## REQUIREMENTS
State how many lines of the entries below hold the word "text"; reply with nothing but the number.
* START SUPPLIED RECORDS *
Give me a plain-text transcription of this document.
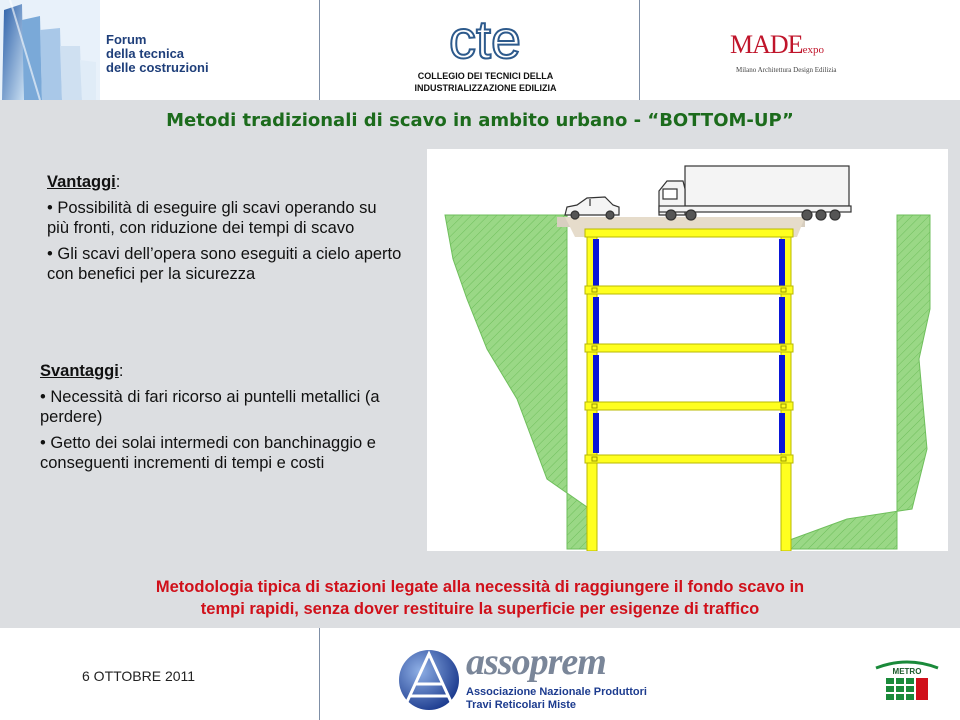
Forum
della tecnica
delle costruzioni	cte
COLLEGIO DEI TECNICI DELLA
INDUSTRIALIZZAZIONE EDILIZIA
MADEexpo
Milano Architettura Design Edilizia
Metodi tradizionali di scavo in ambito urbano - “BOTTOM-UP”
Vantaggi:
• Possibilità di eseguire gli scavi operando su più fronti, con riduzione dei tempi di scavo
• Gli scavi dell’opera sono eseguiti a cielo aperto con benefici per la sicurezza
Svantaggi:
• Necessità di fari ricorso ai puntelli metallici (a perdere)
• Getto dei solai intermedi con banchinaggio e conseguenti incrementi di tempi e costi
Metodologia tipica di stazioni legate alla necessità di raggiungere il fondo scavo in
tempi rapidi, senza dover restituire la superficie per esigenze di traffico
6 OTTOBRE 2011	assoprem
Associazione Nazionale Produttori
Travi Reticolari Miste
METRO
* END SUPPLIED RECORDS *
* START SUPPLIED RECORDS *
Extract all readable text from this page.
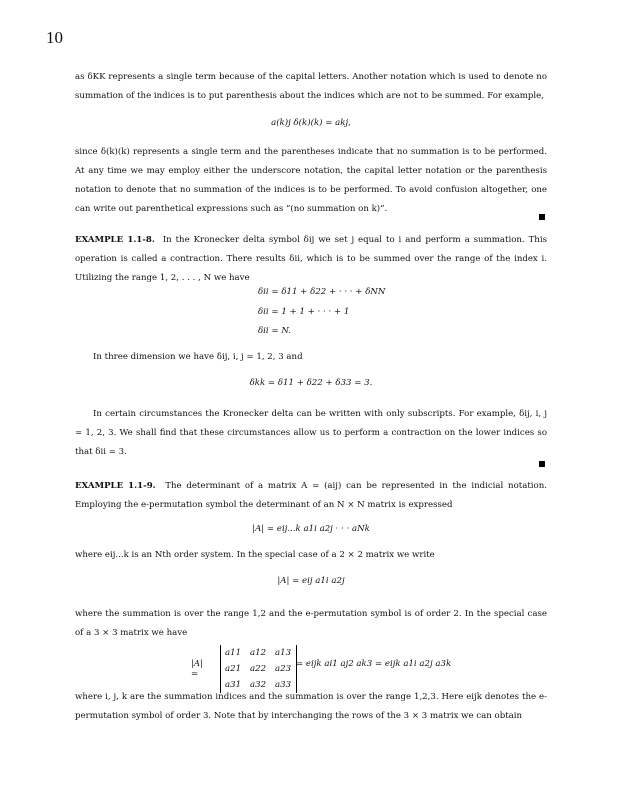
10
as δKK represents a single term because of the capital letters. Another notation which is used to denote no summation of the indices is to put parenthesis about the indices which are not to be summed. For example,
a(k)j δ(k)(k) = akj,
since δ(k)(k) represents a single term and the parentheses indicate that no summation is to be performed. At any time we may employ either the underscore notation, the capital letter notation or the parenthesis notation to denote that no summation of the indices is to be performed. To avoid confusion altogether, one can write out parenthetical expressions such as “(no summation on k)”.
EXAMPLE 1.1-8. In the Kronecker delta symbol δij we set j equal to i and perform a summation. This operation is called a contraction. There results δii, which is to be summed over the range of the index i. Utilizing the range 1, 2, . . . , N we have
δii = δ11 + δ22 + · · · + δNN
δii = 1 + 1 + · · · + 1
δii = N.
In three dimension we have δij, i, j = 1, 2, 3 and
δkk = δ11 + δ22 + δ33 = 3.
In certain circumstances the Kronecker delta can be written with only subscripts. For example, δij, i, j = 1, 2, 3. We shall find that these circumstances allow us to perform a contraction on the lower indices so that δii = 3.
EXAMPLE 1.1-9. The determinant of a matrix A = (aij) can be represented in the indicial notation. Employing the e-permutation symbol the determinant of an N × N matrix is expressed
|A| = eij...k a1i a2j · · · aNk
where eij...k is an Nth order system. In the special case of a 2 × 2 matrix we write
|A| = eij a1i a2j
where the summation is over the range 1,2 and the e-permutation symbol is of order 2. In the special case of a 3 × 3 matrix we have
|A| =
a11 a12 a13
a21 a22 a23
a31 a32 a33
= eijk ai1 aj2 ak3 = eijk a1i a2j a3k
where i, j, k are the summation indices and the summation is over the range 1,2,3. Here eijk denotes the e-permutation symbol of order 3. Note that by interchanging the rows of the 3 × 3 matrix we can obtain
* END SUPPLIED RECORDS *
## FULL SOLUTION
2